- **Brief**
Keep only the lines that hold the string "this", filtering out the rest of the entries below.

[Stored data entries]
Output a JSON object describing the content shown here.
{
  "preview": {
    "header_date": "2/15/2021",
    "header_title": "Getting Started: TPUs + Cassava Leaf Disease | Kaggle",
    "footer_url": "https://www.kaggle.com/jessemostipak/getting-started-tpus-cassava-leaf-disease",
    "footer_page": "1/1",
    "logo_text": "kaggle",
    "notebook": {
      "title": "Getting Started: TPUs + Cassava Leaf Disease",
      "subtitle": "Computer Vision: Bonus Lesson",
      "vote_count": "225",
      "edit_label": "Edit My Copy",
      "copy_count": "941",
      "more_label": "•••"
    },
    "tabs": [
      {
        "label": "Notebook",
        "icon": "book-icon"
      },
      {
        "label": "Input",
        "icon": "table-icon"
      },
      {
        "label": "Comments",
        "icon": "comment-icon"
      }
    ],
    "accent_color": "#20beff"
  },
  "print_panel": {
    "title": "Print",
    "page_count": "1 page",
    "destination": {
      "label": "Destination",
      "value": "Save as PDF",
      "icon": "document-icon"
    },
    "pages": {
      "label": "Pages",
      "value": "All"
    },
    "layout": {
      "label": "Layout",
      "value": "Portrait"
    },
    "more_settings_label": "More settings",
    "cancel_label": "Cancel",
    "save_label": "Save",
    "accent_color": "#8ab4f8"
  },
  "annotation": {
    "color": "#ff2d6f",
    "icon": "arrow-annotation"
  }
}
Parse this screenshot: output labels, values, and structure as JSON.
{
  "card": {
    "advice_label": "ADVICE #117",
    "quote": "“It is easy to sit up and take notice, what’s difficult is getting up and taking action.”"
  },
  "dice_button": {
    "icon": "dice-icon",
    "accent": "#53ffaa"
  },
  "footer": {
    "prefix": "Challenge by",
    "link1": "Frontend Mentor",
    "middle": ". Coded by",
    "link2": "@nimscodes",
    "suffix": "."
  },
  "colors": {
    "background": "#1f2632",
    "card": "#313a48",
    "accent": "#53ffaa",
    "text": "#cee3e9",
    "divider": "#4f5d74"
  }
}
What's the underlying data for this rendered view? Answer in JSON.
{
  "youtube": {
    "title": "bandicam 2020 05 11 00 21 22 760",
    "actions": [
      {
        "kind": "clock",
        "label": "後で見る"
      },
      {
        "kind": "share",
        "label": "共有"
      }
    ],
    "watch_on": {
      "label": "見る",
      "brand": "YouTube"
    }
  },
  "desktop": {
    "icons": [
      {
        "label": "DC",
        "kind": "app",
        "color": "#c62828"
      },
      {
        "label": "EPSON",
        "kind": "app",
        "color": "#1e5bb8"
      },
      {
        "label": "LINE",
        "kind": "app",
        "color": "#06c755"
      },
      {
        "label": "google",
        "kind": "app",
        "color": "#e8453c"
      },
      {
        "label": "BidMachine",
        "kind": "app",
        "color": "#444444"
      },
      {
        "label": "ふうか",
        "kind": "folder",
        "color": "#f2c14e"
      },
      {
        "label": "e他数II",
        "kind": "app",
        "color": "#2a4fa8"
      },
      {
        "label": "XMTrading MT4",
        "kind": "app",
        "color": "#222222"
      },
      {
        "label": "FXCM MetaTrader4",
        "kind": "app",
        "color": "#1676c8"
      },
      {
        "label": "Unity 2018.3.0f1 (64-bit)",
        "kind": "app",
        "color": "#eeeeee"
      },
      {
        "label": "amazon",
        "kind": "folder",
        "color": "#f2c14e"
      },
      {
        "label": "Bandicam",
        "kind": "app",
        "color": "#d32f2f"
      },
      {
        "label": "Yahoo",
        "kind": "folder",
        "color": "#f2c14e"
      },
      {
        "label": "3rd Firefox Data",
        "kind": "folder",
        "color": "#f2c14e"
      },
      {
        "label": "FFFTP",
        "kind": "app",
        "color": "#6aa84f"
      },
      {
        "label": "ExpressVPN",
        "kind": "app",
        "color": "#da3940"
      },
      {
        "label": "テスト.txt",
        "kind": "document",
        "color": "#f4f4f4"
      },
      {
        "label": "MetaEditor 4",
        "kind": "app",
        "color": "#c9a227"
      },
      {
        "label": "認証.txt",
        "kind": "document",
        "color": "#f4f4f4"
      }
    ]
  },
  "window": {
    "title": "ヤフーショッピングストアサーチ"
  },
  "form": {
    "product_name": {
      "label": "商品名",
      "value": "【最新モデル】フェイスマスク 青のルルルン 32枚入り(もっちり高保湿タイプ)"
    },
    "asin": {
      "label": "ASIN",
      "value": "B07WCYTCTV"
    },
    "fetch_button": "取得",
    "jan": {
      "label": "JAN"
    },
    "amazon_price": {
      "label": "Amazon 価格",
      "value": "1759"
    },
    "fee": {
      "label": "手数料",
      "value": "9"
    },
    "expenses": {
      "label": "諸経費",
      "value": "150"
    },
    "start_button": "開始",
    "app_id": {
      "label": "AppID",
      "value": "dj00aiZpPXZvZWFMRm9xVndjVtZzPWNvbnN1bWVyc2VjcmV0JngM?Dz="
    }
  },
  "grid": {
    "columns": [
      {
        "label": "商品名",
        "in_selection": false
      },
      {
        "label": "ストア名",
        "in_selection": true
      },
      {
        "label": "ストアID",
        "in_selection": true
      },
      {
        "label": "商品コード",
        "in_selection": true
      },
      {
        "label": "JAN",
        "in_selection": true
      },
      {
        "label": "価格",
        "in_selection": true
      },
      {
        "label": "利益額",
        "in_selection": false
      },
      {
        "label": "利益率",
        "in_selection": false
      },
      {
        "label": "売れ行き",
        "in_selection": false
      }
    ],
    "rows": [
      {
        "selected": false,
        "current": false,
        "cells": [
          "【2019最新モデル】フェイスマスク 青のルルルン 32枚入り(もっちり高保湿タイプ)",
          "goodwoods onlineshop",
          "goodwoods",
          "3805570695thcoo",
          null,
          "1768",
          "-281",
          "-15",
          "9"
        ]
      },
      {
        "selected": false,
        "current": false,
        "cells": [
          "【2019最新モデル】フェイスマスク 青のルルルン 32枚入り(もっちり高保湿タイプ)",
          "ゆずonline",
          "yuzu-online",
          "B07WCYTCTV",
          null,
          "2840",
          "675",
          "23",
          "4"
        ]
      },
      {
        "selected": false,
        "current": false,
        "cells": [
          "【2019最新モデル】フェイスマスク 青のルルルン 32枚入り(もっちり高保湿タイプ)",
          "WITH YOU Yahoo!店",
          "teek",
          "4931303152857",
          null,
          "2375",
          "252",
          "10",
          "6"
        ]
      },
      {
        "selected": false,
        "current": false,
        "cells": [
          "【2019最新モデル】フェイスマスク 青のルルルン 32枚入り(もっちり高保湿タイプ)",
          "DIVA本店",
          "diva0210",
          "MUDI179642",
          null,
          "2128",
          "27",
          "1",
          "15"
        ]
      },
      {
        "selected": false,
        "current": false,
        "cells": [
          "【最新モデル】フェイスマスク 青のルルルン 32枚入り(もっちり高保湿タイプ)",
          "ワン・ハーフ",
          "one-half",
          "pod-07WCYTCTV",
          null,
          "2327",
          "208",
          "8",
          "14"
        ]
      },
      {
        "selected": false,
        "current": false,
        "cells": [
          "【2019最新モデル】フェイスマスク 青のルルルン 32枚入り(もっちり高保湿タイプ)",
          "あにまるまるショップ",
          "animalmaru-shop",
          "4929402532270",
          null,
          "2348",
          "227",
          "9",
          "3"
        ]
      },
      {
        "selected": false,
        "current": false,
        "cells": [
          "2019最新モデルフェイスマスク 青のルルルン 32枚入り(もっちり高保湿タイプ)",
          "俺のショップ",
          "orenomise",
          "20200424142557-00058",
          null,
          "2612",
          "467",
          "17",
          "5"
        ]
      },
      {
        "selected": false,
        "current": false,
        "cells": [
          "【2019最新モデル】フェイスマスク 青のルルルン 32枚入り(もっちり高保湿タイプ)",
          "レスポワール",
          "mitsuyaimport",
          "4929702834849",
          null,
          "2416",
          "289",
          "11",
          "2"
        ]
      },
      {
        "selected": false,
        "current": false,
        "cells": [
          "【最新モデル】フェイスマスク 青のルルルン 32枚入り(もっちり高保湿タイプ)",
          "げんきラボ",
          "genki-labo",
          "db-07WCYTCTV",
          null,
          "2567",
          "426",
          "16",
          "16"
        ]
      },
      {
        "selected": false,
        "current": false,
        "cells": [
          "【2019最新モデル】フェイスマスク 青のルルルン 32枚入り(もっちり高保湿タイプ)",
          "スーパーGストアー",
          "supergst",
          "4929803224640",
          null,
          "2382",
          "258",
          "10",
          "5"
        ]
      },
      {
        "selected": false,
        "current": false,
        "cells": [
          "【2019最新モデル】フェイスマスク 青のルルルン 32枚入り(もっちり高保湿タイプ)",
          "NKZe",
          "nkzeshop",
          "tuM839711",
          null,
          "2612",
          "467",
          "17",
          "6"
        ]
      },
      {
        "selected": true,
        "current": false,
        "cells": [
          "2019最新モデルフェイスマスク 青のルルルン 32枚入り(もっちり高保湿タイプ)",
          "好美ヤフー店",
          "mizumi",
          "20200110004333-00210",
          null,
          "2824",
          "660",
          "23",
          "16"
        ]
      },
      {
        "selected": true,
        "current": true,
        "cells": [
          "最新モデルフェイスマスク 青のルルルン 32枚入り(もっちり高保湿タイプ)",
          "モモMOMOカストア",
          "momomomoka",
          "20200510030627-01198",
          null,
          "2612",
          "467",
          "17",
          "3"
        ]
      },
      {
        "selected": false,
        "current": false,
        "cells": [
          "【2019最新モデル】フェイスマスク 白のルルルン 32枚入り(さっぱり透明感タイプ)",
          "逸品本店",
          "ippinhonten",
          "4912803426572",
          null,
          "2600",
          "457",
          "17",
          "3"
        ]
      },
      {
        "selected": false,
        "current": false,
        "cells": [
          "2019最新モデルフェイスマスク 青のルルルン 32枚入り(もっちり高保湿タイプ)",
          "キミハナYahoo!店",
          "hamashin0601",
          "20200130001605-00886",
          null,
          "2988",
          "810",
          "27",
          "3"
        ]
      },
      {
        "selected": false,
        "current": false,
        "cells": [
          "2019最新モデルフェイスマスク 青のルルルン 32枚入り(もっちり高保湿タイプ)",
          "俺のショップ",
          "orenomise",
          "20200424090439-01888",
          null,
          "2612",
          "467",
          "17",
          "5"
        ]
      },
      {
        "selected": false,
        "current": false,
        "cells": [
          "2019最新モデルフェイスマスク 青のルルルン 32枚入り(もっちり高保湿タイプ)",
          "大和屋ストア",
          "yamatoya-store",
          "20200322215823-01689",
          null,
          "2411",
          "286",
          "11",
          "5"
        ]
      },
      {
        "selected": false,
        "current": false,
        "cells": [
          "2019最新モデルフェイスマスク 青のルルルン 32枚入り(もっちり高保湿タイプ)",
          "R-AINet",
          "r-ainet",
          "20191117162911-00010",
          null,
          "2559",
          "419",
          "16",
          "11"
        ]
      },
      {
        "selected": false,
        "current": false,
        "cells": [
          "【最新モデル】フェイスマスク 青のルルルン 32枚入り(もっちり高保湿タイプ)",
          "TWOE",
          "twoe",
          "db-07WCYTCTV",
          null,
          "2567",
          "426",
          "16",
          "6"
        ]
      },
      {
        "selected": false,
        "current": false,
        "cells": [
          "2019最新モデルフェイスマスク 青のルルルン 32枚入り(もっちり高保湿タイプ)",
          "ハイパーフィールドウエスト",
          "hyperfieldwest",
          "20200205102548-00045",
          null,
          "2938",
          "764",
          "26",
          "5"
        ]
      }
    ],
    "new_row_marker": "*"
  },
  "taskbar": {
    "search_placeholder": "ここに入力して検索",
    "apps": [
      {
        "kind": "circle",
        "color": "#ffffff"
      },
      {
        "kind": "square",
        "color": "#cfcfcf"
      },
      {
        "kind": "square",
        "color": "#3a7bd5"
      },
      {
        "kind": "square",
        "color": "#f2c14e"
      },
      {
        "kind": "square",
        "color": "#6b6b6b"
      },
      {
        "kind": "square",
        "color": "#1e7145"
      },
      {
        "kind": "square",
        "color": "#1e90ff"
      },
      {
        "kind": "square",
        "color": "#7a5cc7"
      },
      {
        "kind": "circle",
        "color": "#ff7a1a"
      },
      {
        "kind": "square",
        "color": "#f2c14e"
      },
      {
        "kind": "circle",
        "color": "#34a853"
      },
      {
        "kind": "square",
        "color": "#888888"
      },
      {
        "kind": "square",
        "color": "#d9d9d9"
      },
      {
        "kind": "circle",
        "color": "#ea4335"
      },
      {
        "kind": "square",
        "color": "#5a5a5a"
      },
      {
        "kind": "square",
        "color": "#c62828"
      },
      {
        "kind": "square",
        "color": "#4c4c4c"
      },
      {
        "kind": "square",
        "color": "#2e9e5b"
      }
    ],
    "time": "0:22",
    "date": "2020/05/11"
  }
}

- **Finished task**
Parse this screenshot: output labels, values, and structure as JSON.
What's the underlying data for this rendered view? Answer in JSON.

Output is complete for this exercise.